Check each line of the records below and collect those that include the word "from".
═══ EXERCISE INPUT
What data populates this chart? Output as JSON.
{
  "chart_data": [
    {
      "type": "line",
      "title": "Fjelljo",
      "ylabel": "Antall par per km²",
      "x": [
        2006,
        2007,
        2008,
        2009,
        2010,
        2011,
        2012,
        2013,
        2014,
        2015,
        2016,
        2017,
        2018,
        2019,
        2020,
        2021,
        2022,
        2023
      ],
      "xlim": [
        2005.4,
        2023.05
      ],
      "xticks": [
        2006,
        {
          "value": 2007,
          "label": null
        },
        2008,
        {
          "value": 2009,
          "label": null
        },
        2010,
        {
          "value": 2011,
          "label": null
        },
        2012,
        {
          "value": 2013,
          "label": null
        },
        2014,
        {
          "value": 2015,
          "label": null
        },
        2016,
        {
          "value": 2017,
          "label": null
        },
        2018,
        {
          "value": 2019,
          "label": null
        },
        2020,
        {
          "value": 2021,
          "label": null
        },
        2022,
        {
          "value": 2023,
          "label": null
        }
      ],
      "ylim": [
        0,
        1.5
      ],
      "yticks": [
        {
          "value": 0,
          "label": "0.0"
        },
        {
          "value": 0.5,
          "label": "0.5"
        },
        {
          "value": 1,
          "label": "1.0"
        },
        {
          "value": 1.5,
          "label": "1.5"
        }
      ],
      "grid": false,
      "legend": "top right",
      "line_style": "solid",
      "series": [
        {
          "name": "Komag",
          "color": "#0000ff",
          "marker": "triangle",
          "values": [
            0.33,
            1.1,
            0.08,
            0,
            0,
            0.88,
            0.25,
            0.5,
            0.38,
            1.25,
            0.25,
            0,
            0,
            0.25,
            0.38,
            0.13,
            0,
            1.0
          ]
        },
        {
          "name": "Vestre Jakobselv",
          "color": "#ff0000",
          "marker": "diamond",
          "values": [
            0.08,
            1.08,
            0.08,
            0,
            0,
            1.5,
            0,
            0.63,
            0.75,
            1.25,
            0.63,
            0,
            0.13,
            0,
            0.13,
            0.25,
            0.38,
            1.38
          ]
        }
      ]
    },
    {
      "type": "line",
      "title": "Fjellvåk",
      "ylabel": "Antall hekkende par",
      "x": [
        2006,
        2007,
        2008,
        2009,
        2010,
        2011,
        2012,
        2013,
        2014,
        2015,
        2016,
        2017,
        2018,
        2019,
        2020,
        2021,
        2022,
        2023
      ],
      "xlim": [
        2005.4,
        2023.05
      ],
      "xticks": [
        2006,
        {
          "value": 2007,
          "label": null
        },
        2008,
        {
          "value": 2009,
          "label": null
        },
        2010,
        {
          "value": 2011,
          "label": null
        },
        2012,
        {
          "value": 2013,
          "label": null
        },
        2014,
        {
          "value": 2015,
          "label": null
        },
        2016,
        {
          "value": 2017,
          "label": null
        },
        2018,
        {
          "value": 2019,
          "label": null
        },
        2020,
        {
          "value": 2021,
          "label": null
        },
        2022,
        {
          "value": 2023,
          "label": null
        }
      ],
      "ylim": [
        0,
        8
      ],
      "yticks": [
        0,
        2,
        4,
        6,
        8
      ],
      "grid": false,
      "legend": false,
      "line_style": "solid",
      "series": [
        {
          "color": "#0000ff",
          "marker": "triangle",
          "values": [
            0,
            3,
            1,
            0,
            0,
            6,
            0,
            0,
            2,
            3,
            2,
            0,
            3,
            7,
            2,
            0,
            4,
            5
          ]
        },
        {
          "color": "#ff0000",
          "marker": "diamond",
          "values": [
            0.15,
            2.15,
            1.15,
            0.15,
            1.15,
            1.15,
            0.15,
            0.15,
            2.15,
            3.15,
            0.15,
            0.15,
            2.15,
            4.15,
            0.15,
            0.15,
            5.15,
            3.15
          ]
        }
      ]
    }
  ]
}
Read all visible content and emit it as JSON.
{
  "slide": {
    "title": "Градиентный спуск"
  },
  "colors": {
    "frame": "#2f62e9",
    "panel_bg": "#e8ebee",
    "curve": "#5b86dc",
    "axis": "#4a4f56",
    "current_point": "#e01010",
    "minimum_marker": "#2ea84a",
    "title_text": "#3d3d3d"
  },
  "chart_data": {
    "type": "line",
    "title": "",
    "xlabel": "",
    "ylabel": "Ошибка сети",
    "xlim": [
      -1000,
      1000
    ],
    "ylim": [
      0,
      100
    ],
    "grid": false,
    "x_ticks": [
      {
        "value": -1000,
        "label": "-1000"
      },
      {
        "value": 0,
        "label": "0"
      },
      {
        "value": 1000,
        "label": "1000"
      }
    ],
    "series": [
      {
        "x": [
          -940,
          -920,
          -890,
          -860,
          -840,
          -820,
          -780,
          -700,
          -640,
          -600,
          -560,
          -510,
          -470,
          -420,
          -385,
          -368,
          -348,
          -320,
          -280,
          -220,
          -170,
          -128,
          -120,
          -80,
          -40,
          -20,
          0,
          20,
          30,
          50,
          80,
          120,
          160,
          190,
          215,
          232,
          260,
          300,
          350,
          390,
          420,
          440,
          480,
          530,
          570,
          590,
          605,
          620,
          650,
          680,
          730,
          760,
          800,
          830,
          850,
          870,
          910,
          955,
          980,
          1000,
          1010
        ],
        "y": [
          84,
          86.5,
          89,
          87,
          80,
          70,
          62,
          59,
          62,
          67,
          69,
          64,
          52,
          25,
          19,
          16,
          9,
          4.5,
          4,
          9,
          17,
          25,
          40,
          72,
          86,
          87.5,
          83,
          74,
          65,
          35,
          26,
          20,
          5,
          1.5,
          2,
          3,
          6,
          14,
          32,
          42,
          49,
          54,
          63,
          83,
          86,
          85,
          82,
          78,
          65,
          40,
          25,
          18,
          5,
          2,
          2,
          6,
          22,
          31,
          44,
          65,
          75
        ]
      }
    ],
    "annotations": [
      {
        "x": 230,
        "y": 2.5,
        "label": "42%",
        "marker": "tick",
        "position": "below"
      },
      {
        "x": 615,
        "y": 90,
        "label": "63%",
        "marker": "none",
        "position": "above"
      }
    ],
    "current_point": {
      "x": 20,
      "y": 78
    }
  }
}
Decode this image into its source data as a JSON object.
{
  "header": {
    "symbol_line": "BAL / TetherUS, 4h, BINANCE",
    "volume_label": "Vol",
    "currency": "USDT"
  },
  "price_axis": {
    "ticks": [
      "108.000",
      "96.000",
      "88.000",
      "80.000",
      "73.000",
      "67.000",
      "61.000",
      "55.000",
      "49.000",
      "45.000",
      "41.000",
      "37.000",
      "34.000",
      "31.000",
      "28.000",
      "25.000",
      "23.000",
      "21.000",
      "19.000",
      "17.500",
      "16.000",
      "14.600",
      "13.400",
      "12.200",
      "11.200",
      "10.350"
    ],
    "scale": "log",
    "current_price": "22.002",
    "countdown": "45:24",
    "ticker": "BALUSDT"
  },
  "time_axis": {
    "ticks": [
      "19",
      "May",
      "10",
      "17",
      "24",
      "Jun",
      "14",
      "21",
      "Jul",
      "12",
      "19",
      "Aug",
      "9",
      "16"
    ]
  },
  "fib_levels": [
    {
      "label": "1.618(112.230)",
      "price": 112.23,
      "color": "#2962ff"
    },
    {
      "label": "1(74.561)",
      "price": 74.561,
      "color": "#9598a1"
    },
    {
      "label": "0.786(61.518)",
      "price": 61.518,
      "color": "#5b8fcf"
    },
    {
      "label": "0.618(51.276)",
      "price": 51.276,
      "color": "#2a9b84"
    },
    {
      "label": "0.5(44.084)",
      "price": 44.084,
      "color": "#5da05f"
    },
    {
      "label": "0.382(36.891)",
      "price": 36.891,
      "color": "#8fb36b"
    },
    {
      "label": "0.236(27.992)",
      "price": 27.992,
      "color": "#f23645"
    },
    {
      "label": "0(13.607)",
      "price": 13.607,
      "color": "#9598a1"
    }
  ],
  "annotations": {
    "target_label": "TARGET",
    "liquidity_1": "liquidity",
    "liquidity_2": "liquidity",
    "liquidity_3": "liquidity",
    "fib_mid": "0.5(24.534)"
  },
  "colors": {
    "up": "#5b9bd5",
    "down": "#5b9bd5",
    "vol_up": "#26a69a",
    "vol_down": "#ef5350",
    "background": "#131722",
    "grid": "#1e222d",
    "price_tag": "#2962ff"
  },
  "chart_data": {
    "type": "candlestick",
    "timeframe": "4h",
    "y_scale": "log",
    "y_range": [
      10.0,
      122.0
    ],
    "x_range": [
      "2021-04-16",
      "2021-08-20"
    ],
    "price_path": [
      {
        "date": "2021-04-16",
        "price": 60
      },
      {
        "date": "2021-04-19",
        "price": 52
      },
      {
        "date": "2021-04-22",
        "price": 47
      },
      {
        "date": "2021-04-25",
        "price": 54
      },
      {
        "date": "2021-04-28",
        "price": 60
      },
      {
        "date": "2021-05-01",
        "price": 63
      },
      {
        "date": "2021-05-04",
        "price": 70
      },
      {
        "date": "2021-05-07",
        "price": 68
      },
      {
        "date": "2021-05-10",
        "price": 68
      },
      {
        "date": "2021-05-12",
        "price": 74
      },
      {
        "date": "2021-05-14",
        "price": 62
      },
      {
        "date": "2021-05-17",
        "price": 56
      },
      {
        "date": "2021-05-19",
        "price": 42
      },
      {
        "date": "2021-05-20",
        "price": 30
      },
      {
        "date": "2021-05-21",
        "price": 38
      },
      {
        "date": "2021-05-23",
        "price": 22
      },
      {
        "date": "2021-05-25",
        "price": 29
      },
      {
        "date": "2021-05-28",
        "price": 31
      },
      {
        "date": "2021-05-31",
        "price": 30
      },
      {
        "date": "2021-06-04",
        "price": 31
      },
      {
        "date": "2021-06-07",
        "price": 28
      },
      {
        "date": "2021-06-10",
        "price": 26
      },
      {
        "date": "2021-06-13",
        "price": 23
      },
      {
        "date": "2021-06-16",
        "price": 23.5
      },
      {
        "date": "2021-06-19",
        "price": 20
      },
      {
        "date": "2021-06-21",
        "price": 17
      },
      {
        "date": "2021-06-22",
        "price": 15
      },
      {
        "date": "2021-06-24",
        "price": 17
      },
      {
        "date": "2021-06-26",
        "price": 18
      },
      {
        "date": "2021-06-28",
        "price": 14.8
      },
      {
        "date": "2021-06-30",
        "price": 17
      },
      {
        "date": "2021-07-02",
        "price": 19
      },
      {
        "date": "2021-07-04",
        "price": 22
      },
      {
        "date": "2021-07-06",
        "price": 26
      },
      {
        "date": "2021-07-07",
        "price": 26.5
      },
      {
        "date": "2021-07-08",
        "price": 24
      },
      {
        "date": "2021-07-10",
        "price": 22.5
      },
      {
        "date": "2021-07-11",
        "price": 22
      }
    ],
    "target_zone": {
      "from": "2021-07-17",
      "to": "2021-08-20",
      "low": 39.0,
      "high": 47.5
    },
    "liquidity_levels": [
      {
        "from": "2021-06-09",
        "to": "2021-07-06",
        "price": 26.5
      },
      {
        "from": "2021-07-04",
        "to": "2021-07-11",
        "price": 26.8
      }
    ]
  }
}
══════
* [THE COMPLETED TASK]:
      "from": "2021-07-17",
        "from": "2021-06-09",
        "from": "2021-07-04",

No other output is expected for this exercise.